*What the exercise asks*: As the answer, give every line of the records that includes the word "annotation".

^^^^

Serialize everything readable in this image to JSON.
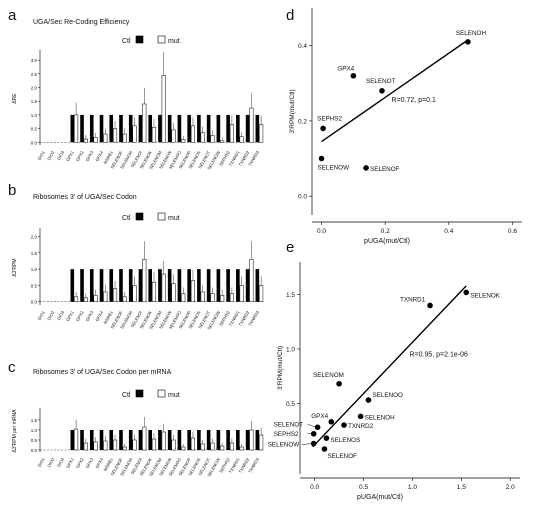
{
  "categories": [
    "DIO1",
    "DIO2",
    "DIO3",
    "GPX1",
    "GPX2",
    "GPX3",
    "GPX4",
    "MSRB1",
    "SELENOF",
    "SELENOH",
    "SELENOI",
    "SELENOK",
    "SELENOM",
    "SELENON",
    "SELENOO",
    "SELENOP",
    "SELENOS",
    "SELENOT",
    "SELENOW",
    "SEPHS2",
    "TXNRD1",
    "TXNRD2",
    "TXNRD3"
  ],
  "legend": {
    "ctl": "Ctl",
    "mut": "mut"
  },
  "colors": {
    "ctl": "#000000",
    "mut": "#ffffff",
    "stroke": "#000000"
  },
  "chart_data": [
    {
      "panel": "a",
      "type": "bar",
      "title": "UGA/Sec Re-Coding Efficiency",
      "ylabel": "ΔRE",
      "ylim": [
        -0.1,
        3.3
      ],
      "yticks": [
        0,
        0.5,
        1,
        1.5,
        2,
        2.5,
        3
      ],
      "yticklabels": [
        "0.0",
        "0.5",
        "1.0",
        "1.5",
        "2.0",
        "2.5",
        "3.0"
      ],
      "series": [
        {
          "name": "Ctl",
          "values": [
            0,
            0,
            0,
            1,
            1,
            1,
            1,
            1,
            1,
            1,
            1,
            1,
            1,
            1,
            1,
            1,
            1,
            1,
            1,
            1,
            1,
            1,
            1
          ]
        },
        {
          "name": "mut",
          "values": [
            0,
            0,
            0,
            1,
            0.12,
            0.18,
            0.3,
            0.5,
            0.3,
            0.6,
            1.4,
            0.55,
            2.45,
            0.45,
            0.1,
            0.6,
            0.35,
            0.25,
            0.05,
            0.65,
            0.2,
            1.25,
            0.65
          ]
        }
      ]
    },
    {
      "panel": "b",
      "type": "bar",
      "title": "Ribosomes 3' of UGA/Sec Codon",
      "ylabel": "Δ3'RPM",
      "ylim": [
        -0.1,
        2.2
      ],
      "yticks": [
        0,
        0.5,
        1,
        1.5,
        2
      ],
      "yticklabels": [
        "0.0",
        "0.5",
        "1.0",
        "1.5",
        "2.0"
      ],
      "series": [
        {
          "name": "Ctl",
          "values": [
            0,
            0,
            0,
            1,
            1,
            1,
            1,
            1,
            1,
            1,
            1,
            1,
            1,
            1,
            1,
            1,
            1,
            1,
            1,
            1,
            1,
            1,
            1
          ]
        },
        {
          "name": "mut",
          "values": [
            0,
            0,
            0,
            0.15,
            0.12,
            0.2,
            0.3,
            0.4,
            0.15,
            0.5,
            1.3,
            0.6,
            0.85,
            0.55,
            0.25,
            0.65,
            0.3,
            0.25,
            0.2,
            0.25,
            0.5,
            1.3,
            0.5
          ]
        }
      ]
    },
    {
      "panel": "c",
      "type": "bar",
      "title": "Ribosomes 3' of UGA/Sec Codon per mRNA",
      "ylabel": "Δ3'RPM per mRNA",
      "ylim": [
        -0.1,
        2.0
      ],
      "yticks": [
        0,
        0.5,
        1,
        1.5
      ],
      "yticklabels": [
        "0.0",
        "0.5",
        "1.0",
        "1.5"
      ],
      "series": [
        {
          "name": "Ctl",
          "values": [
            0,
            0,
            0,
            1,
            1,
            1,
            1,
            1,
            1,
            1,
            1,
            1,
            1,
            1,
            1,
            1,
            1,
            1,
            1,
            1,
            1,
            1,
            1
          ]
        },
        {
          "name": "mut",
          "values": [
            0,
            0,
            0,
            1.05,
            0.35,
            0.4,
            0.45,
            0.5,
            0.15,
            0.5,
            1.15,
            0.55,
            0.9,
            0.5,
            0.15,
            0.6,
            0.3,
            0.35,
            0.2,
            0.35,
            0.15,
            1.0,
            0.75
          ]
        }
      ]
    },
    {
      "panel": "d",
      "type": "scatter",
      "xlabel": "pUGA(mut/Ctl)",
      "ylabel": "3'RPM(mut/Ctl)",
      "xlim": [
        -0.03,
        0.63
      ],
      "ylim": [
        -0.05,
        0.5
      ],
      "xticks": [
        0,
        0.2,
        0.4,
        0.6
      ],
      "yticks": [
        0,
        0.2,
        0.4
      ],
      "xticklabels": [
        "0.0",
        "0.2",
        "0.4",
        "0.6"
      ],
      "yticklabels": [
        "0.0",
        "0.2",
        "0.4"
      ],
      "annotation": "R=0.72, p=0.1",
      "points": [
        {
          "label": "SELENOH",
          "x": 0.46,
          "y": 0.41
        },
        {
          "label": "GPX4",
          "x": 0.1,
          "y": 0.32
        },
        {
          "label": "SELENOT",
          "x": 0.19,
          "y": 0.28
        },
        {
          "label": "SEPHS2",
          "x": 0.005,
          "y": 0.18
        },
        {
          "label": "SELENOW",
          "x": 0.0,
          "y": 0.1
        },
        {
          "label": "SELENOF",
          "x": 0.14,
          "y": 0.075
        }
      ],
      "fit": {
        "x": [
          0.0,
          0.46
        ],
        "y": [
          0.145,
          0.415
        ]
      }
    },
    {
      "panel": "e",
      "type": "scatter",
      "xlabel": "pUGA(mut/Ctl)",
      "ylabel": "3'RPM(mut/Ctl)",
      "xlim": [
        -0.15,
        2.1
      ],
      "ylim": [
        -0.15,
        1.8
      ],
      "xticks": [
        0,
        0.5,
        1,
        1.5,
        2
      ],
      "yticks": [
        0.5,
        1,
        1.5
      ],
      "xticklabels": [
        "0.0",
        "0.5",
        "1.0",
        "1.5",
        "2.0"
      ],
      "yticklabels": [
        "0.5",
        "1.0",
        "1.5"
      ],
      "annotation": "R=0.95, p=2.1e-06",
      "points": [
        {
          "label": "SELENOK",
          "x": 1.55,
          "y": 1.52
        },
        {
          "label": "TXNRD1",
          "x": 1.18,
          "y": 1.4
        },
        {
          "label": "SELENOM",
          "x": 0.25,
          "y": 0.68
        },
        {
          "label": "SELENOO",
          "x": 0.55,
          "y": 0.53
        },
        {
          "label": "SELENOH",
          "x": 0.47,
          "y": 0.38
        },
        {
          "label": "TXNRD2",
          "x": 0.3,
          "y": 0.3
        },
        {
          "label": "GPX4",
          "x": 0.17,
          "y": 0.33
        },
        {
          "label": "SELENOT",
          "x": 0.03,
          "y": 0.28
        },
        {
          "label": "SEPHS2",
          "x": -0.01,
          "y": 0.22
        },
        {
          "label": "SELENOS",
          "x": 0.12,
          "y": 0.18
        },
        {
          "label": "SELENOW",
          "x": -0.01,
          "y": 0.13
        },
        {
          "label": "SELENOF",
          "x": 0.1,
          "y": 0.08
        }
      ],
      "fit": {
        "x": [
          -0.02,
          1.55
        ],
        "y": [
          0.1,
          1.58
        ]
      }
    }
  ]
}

^^^^

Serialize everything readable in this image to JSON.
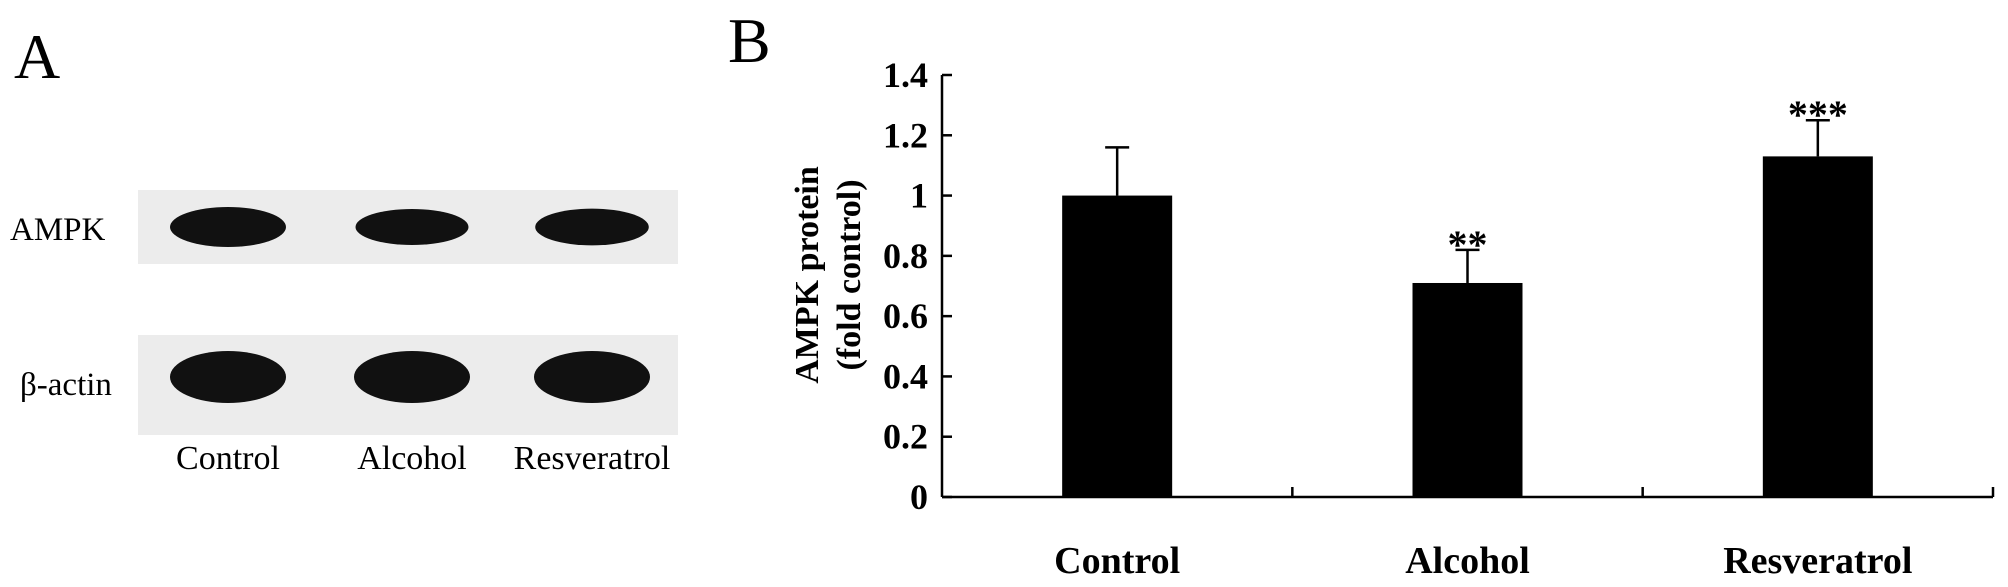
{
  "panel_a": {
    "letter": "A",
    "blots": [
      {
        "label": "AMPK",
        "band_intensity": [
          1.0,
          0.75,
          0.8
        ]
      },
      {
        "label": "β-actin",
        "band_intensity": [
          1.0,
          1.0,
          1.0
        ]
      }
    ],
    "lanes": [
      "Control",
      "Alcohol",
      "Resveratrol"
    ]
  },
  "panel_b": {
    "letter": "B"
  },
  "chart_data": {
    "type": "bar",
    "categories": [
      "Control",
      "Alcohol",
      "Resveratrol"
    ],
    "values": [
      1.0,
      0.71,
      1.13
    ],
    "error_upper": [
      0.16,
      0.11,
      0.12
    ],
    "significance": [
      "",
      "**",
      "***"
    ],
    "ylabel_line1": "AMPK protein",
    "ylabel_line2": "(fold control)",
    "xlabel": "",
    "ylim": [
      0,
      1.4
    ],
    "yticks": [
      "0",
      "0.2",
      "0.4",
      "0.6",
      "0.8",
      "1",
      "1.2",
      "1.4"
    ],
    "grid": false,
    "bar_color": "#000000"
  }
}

^^^^

*Response*:
      "annotation": "R=0.72, p=0.1",
      "annotation": "R=0.95, p=2.1e-06",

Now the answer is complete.